Below are some entries. Copy each line that holds the string "SUPER".

#####

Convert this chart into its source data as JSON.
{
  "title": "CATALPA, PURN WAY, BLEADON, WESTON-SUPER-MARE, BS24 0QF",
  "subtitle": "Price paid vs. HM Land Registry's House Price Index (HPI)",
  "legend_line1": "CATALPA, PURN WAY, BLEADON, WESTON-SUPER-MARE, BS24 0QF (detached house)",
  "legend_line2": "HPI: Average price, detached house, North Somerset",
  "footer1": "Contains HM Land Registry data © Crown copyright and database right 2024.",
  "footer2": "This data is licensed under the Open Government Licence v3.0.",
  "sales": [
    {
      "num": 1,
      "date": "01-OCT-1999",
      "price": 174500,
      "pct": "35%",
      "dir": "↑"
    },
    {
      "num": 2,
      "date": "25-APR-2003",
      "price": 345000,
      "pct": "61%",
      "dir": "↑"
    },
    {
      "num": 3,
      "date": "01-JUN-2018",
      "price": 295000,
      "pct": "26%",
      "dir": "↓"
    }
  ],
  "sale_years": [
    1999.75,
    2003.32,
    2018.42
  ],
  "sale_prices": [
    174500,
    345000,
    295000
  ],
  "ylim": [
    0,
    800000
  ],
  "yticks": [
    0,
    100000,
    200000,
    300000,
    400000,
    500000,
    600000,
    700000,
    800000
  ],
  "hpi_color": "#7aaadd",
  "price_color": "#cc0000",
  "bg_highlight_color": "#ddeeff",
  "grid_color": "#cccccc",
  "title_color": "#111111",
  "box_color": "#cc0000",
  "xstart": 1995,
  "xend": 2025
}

#####

# Task output
  "title": "CATALPA, PURN WAY, BLEADON, WESTON-SUPER-MARE, BS24 0QF",
  "legend_line1": "CATALPA, PURN WAY, BLEADON, WESTON-SUPER-MARE, BS24 0QF (detached house)",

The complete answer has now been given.